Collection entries
____
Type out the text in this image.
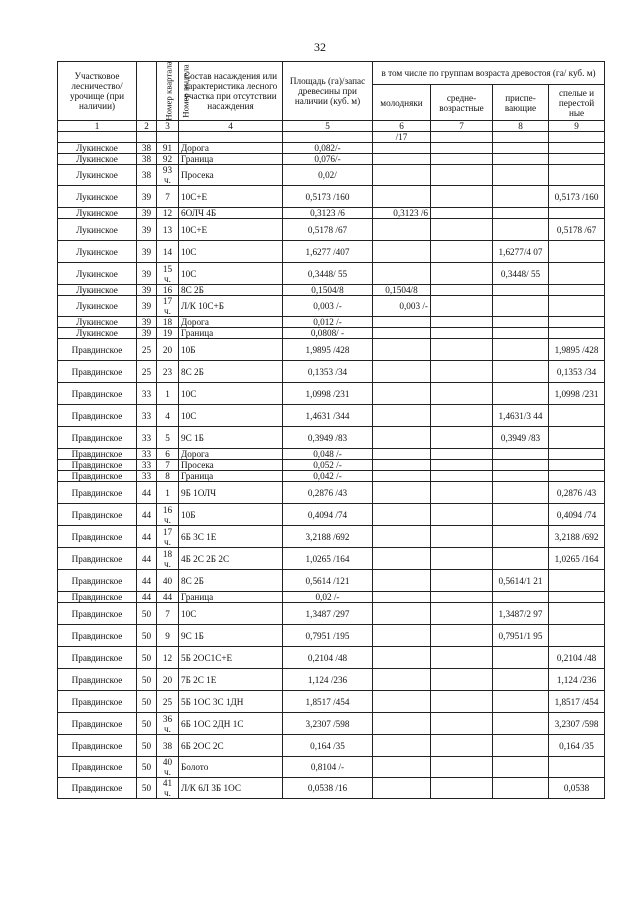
32
Участковое лесничество/ урочище (при наличии)	Номер квартала	Номер выдела	Состав насаждения или характеристика лесного участка при отсутствии насаждения	Площадь (га)/запас древесины при наличии (куб. м)	в том числе по группам возраста древостоя (га/ куб. м)			
					молодняки	средне-возрастные	приспе-вающие	спелые и перестой ные
1	2	3	4	5	6	7	8	9
					/17			
Лукинское	38	91	Дорога	0,082/-				
Лукинское	38	92	Граница	0,076/-				
Лукинское	38	93 ч.	Просека	0,02/				
Лукинское	39	7	10С+Е	0,5173 /160				0,5173 /160
Лукинское	39	12	6ОЛЧ 4Б	0,3123 /6	0,3123 /6			
Лукинское	39	13	10С+Е	0,5178 /67				0,5178 /67
Лукинское	39	14	10С	1,6277 /407			1,6277/4 07	
Лукинское	39	15 ч.	10С	0,3448/ 55			0,3448/ 55	
Лукинское	39	16	8С 2Б	0,1504/8	0,1504/8			
Лукинское	39	17 ч.	Л/К 10С+Б	0,003 /-	0,003 /-			
Лукинское	39	18	Дорога	0,012 /-				
Лукинское	39	19	Граница	0,0808/ -				
Правдинское	25	20	10Б	1,9895 /428				1,9895 /428
Правдинское	25	23	8С 2Б	0,1353 /34				0,1353 /34
Правдинское	33	1	10С	1,0998 /231				1,0998 /231
Правдинское	33	4	10С	1,4631 /344			1,4631/3 44	
Правдинское	33	5	9С 1Б	0,3949 /83			0,3949 /83	
Правдинское	33	6	Дорога	0,048 /-				
Правдинское	33	7	Просека	0,052 /-				
Правдинское	33	8	Граница	0,042 /-				
Правдинское	44	1	9Б 1ОЛЧ	0,2876 /43				0,2876 /43
Правдинское	44	16 ч.	10Б	0,4094 /74				0,4094 /74
Правдинское	44	17 ч.	6Б 3С 1Е	3,2188 /692				3,2188 /692
Правдинское	44	18 ч.	4Б 2С 2Б 2С	1,0265 /164				1,0265 /164
Правдинское	44	40	8С 2Б	0,5614 /121			0,5614/1 21	
Правдинское	44	44	Граница	0,02 /-				
Правдинское	50	7	10С	1,3487 /297			1,3487/2 97	
Правдинское	50	9	9С 1Б	0,7951 /195			0,7951/1 95	
Правдинское	50	12	5Б 2ОС1С+Е	0,2104 /48				0,2104 /48
Правдинское	50	20	7Б 2С 1Е	1,124 /236				1,124 /236
Правдинское	50	25	5Б 1ОС 3С 1ДН	1,8517 /454				1,8517 /454
Правдинское	50	36 ч.	6Б 1ОС 2ДН 1С	3,2307 /598				3,2307 /598
Правдинское	50	38	6Б 2ОС 2С	0,164 /35				0,164 /35
Правдинское	50	40 ч.	Болото	0,8104 /-				
Правдинское	50	41 ч.	Л/К 6Л 3Б 1ОС	0,0538 /16				0,0538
____
__INSTRUCTIONS TO FOLLOW__: Look through the material and copy each line that has "Просека".

__ANSWER BELOW__:
Лукинское	38	93 ч.	Просека	0,02/				
Правдинское	33	7	Просека	0,052 /-				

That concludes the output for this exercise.